* BEGIN *
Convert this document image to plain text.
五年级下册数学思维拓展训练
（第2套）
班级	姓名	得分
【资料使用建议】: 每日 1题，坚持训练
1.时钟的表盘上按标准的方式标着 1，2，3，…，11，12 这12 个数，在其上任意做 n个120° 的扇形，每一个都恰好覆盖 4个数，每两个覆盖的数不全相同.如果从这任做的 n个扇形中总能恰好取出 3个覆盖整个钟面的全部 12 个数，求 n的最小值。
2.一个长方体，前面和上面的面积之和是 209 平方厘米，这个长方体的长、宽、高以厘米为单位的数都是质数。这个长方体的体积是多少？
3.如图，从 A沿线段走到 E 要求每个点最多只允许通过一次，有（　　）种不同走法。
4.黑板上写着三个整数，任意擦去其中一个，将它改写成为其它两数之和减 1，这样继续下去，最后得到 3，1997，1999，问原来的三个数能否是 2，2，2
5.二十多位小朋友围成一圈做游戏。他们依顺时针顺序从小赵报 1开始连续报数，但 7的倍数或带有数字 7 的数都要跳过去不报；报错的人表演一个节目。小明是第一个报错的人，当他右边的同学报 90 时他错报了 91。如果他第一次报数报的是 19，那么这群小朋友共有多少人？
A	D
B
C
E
* END *
Repeat every line of the records above exactly.

Convert this document image to plain text.
五年级下册数学思维拓展训练
（第2套）
班级	姓名	得分
【资料使用建议】: 每日 1题，坚持训练
1.时钟的表盘上按标准的方式标着 1，2，3，…，11，12 这12 个数，在其上任意做 n个120° 的扇形，每一个都恰好覆盖 4个数，每两个覆盖的数不全相同.如果从这任做的 n个扇形中总能恰好取出 3个覆盖整个钟面的全部 12 个数，求 n的最小值。
2.一个长方体，前面和上面的面积之和是 209 平方厘米，这个长方体的长、宽、高以厘米为单位的数都是质数。这个长方体的体积是多少？
3.如图，从 A沿线段走到 E 要求每个点最多只允许通过一次，有（　　）种不同走法。
4.黑板上写着三个整数，任意擦去其中一个，将它改写成为其它两数之和减 1，这样继续下去，最后得到 3，1997，1999，问原来的三个数能否是 2，2，2
5.二十多位小朋友围成一圈做游戏。他们依顺时针顺序从小赵报 1开始连续报数，但 7的倍数或带有数字 7 的数都要跳过去不报；报错的人表演一个节目。小明是第一个报错的人，当他右边的同学报 90 时他错报了 91。如果他第一次报数报的是 19，那么这群小朋友共有多少人？
A	D
B
C
E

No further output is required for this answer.